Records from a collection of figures
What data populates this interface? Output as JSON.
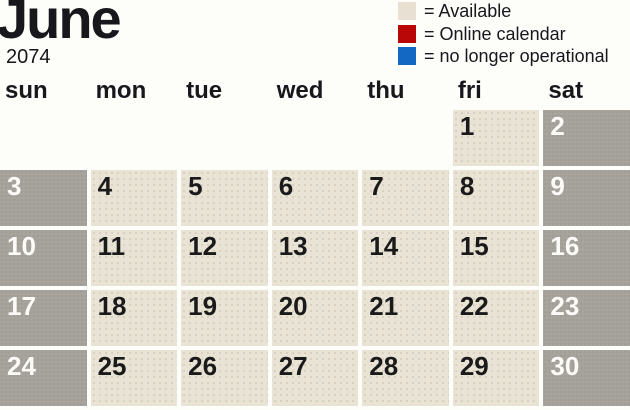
{
  "title": {
    "month": "June",
    "year": "2074"
  },
  "colors": {
    "page_bg": "#fdfdfa",
    "available_bg": "#e9e3d6",
    "weekend_bg": "#a7a39d",
    "legend_available": "#e7e0d3",
    "legend_online_calendar": "#b90707",
    "legend_no_longer_operational": "#1268c2",
    "text_dark": "#17171c",
    "text_light": "#fcfbf7"
  },
  "legend": {
    "items": [
      {
        "icon": "available-swatch",
        "color": "#e7e0d3",
        "label": "= Available"
      },
      {
        "icon": "online-calendar-swatch",
        "color": "#b90707",
        "label": "= Online calendar"
      },
      {
        "icon": "no-longer-operational-swatch",
        "color": "#1268c2",
        "label": "= no longer operational"
      }
    ]
  },
  "weekday_headers": [
    "sun",
    "mon",
    "tue",
    "wed",
    "thu",
    "fri",
    "sat"
  ],
  "weeks": [
    [
      null,
      null,
      null,
      null,
      null,
      {
        "day": "1",
        "state": "available"
      },
      {
        "day": "2",
        "state": "weekend"
      }
    ],
    [
      {
        "day": "3",
        "state": "weekend"
      },
      {
        "day": "4",
        "state": "available"
      },
      {
        "day": "5",
        "state": "available"
      },
      {
        "day": "6",
        "state": "available"
      },
      {
        "day": "7",
        "state": "available"
      },
      {
        "day": "8",
        "state": "available"
      },
      {
        "day": "9",
        "state": "weekend"
      }
    ],
    [
      {
        "day": "10",
        "state": "weekend"
      },
      {
        "day": "11",
        "state": "available"
      },
      {
        "day": "12",
        "state": "available"
      },
      {
        "day": "13",
        "state": "available"
      },
      {
        "day": "14",
        "state": "available"
      },
      {
        "day": "15",
        "state": "available"
      },
      {
        "day": "16",
        "state": "weekend"
      }
    ],
    [
      {
        "day": "17",
        "state": "weekend"
      },
      {
        "day": "18",
        "state": "available"
      },
      {
        "day": "19",
        "state": "available"
      },
      {
        "day": "20",
        "state": "available"
      },
      {
        "day": "21",
        "state": "available"
      },
      {
        "day": "22",
        "state": "available"
      },
      {
        "day": "23",
        "state": "weekend"
      }
    ],
    [
      {
        "day": "24",
        "state": "weekend"
      },
      {
        "day": "25",
        "state": "available"
      },
      {
        "day": "26",
        "state": "available"
      },
      {
        "day": "27",
        "state": "available"
      },
      {
        "day": "28",
        "state": "available"
      },
      {
        "day": "29",
        "state": "available"
      },
      {
        "day": "30",
        "state": "weekend"
      }
    ]
  ]
}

WHAT YOU HAVE TO DO:
Give back each entry exactly as it appears, with no pictures.

SOLUTION TO THIS PROBLEM:
What data populates this interface? Output as JSON.
{
  "title": {
    "month": "June",
    "year": "2074"
  },
  "colors": {
    "page_bg": "#fdfdfa",
    "available_bg": "#e9e3d6",
    "weekend_bg": "#a7a39d",
    "legend_available": "#e7e0d3",
    "legend_online_calendar": "#b90707",
    "legend_no_longer_operational": "#1268c2",
    "text_dark": "#17171c",
    "text_light": "#fcfbf7"
  },
  "legend": {
    "items": [
      {
        "icon": "available-swatch",
        "color": "#e7e0d3",
        "label": "= Available"
      },
      {
        "icon": "online-calendar-swatch",
        "color": "#b90707",
        "label": "= Online calendar"
      },
      {
        "icon": "no-longer-operational-swatch",
        "color": "#1268c2",
        "label": "= no longer operational"
      }
    ]
  },
  "weekday_headers": [
    "sun",
    "mon",
    "tue",
    "wed",
    "thu",
    "fri",
    "sat"
  ],
  "weeks": [
    [
      null,
      null,
      null,
      null,
      null,
      {
        "day": "1",
        "state": "available"
      },
      {
        "day": "2",
        "state": "weekend"
      }
    ],
    [
      {
        "day": "3",
        "state": "weekend"
      },
      {
        "day": "4",
        "state": "available"
      },
      {
        "day": "5",
        "state": "available"
      },
      {
        "day": "6",
        "state": "available"
      },
      {
        "day": "7",
        "state": "available"
      },
      {
        "day": "8",
        "state": "available"
      },
      {
        "day": "9",
        "state": "weekend"
      }
    ],
    [
      {
        "day": "10",
        "state": "weekend"
      },
      {
        "day": "11",
        "state": "available"
      },
      {
        "day": "12",
        "state": "available"
      },
      {
        "day": "13",
        "state": "available"
      },
      {
        "day": "14",
        "state": "available"
      },
      {
        "day": "15",
        "state": "available"
      },
      {
        "day": "16",
        "state": "weekend"
      }
    ],
    [
      {
        "day": "17",
        "state": "weekend"
      },
      {
        "day": "18",
        "state": "available"
      },
      {
        "day": "19",
        "state": "available"
      },
      {
        "day": "20",
        "state": "available"
      },
      {
        "day": "21",
        "state": "available"
      },
      {
        "day": "22",
        "state": "available"
      },
      {
        "day": "23",
        "state": "weekend"
      }
    ],
    [
      {
        "day": "24",
        "state": "weekend"
      },
      {
        "day": "25",
        "state": "available"
      },
      {
        "day": "26",
        "state": "available"
      },
      {
        "day": "27",
        "state": "available"
      },
      {
        "day": "28",
        "state": "available"
      },
      {
        "day": "29",
        "state": "available"
      },
      {
        "day": "30",
        "state": "weekend"
      }
    ]
  ]
}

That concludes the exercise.